# PROBLEM:
Write out each line of the listing as it stands, without the images.

---

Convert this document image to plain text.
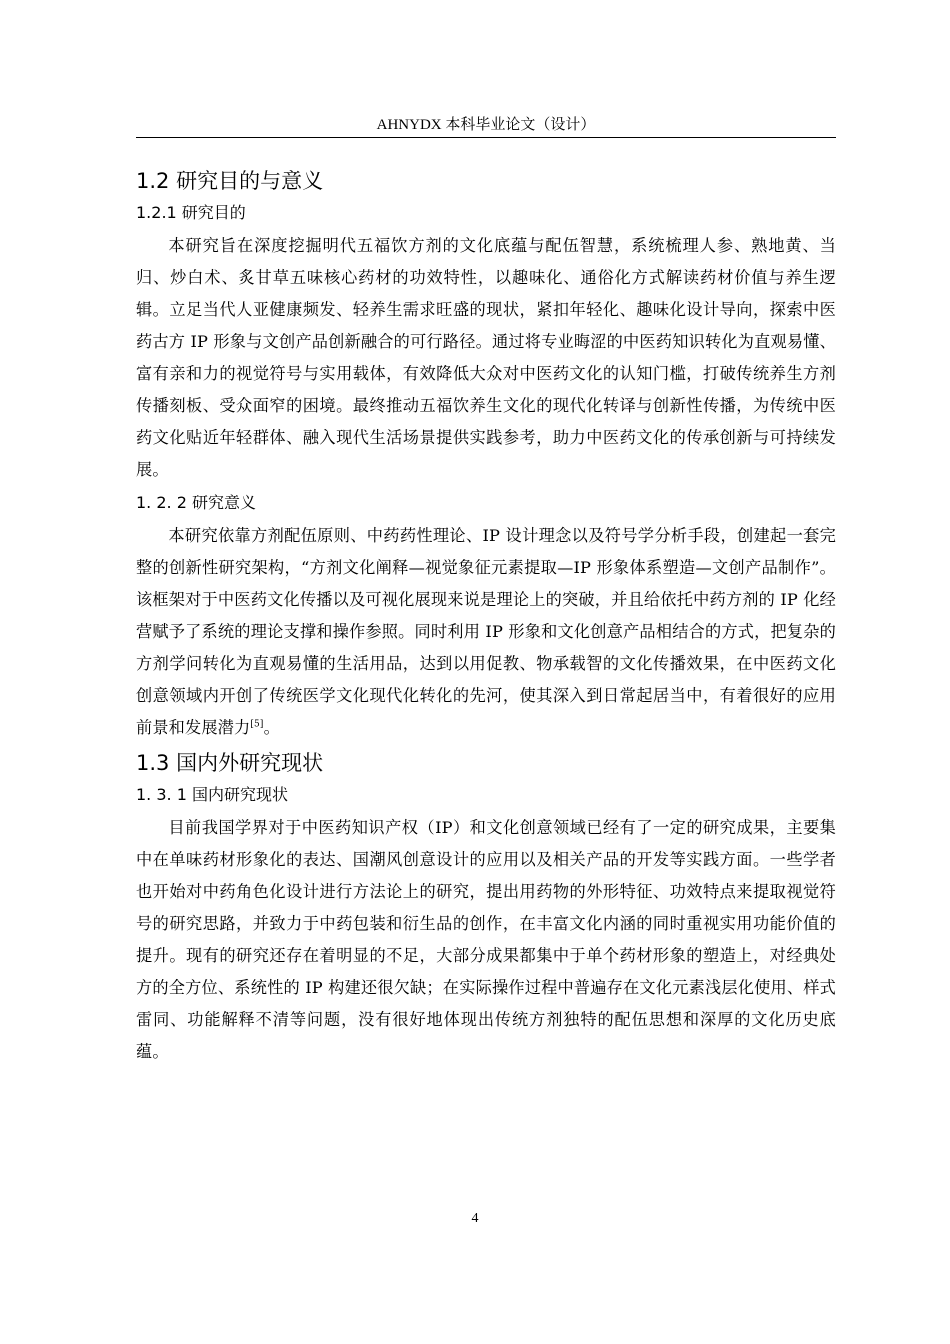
AHNYDX 本科毕业论文（设计）
1.2 研究目的与意义
1.2.1 研究目的

本研究旨在深度挖掘明代五福饮方剂的文化底蕴与配伍智慧，系统梳理人参、熟地黄、当归、炒白术、炙甘草五味核心药材的功效特性，以趣味化、通俗化方式解读药材价值与养生逻辑。立足当代人亚健康频发、轻养生需求旺盛的现状，紧扣年轻化、趣味化设计导向，探索中医药古方 IP 形象与文创产品创新融合的可行路径。通过将专业晦涩的中医药知识转化为直观易懂、富有亲和力的视觉符号与实用载体，有效降低大众对中医药文化的认知门槛，打破传统养生方剂传播刻板、受众面窄的困境。最终推动五福饮养生文化的现代化转译与创新性传播，为传统中医药文化贴近年轻群体、融入现代生活场景提供实践参考，助力中医药文化的传承创新与可持续发展。

1. 2. 2 研究意义

本研究依靠方剂配伍原则、中药药性理论、IP 设计理念以及符号学分析手段，创建起一套完整的创新性研究架构，“方剂文化阐释—视觉象征元素提取—IP 形象体系塑造—文创产品制作”。该框架对于中医药文化传播以及可视化展现来说是理论上的突破，并且给依托中药方剂的 IP 化经营赋予了系统的理论支撑和操作参照。同时利用 IP 形象和文化创意产品相结合的方式，把复杂的方剂学问转化为直观易懂的生活用品，达到以用促教、物承载智的文化传播效果，在中医药文化创意领域内开创了传统医学文化现代化转化的先河，使其深入到日常起居当中，有着很好的应用前景和发展潜力[5]。

1.3 国内外研究现状
1. 3. 1 国内研究现状

目前我国学界对于中医药知识产权（IP）和文化创意领域已经有了一定的研究成果，主要集中在单味药材形象化的表达、国潮风创意设计的应用以及相关产品的开发等实践方面。一些学者也开始对中药角色化设计进行方法论上的研究，提出用药物的外形特征、功效特点来提取视觉符号的研究思路，并致力于中药包装和衍生品的创作，在丰富文化内涵的同时重视实用功能价值的提升。现有的研究还存在着明显的不足，大部分成果都集中于单个药材形象的塑造上，对经典处方的全方位、系统性的 IP 构建还很欠缺；在实际操作过程中普遍存在文化元素浅层化使用、样式雷同、功能解释不清等问题，没有很好地体现出传统方剂独特的配伍思想和深厚的文化历史底蕴。

4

---

# RESPONSE:
Convert this document image to plain text.
AHNYDX 本科毕业论文（设计）
1.2 研究目的与意义
1.2.1 研究目的

本研究旨在深度挖掘明代五福饮方剂的文化底蕴与配伍智慧，系统梳理人参、熟地黄、当归、炒白术、炙甘草五味核心药材的功效特性，以趣味化、通俗化方式解读药材价值与养生逻辑。立足当代人亚健康频发、轻养生需求旺盛的现状，紧扣年轻化、趣味化设计导向，探索中医药古方 IP 形象与文创产品创新融合的可行路径。通过将专业晦涩的中医药知识转化为直观易懂、富有亲和力的视觉符号与实用载体，有效降低大众对中医药文化的认知门槛，打破传统养生方剂传播刻板、受众面窄的困境。最终推动五福饮养生文化的现代化转译与创新性传播，为传统中医药文化贴近年轻群体、融入现代生活场景提供实践参考，助力中医药文化的传承创新与可持续发展。

1. 2. 2 研究意义

本研究依靠方剂配伍原则、中药药性理论、IP 设计理念以及符号学分析手段，创建起一套完整的创新性研究架构，“方剂文化阐释—视觉象征元素提取—IP 形象体系塑造—文创产品制作”。该框架对于中医药文化传播以及可视化展现来说是理论上的突破，并且给依托中药方剂的 IP 化经营赋予了系统的理论支撑和操作参照。同时利用 IP 形象和文化创意产品相结合的方式，把复杂的方剂学问转化为直观易懂的生活用品，达到以用促教、物承载智的文化传播效果，在中医药文化创意领域内开创了传统医学文化现代化转化的先河，使其深入到日常起居当中，有着很好的应用前景和发展潜力[5]。

1.3 国内外研究现状
1. 3. 1 国内研究现状

目前我国学界对于中医药知识产权（IP）和文化创意领域已经有了一定的研究成果，主要集中在单味药材形象化的表达、国潮风创意设计的应用以及相关产品的开发等实践方面。一些学者也开始对中药角色化设计进行方法论上的研究，提出用药物的外形特征、功效特点来提取视觉符号的研究思路，并致力于中药包装和衍生品的创作，在丰富文化内涵的同时重视实用功能价值的提升。现有的研究还存在着明显的不足，大部分成果都集中于单个药材形象的塑造上，对经典处方的全方位、系统性的 IP 构建还很欠缺；在实际操作过程中普遍存在文化元素浅层化使用、样式雷同、功能解释不清等问题，没有很好地体现出传统方剂独特的配伍思想和深厚的文化历史底蕴。

4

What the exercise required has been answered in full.